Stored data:
-- -- --

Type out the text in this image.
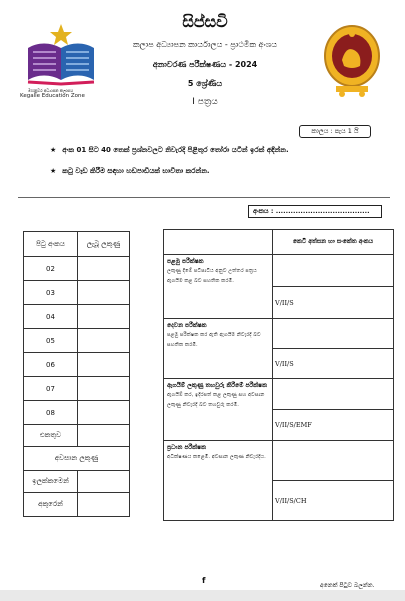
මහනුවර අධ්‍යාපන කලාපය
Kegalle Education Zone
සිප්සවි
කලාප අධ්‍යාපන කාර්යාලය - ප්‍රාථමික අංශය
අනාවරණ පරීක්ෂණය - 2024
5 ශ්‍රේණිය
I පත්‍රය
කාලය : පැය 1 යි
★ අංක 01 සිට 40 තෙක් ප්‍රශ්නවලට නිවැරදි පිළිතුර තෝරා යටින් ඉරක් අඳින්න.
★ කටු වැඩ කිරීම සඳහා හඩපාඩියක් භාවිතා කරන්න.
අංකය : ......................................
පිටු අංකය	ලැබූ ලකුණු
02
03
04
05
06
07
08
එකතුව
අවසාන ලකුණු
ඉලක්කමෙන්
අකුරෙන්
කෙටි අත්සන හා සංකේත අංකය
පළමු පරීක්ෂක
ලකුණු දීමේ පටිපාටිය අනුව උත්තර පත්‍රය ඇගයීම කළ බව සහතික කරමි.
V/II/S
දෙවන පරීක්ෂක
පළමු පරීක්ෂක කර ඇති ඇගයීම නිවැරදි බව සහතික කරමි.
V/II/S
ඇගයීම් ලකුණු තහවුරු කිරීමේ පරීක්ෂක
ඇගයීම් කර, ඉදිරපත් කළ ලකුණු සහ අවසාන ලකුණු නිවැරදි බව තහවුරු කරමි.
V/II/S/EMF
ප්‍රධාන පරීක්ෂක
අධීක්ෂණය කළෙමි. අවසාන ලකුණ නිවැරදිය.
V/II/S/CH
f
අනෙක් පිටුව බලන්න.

-- -- --

Stated problem:
Return the listing above unchanged, apart from dropping its pictures.

Correct result:
Type out the text in this image.
මහනුවර අධ්‍යාපන කලාපය
Kegalle Education Zone
සිප්සවි
කලාප අධ්‍යාපන කාර්යාලය - ප්‍රාථමික අංශය
අනාවරණ පරීක්ෂණය - 2024
5 ශ්‍රේණිය
I පත්‍රය
කාලය : පැය 1 යි
★ අංක 01 සිට 40 තෙක් ප්‍රශ්නවලට නිවැරදි පිළිතුර තෝරා යටින් ඉරක් අඳින්න.
★ කටු වැඩ කිරීම සඳහා හඩපාඩියක් භාවිතා කරන්න.
අංකය : ......................................
පිටු අංකය	ලැබූ ලකුණු
02
03
04
05
06
07
08
එකතුව
අවසාන ලකුණු
ඉලක්කමෙන්
අකුරෙන්
කෙටි අත්සන හා සංකේත අංකය
පළමු පරීක්ෂක
ලකුණු දීමේ පටිපාටිය අනුව උත්තර පත්‍රය ඇගයීම කළ බව සහතික කරමි.
V/II/S
දෙවන පරීක්ෂක
පළමු පරීක්ෂක කර ඇති ඇගයීම නිවැරදි බව සහතික කරමි.
V/II/S
ඇගයීම් ලකුණු තහවුරු කිරීමේ පරීක්ෂක
ඇගයීම් කර, ඉදිරපත් කළ ලකුණු සහ අවසාන ලකුණු නිවැරදි බව තහවුරු කරමි.
V/II/S/EMF
ප්‍රධාන පරීක්ෂක
අධීක්ෂණය කළෙමි. අවසාන ලකුණ නිවැරදිය.
V/II/S/CH
f
අනෙක් පිටුව බලන්න.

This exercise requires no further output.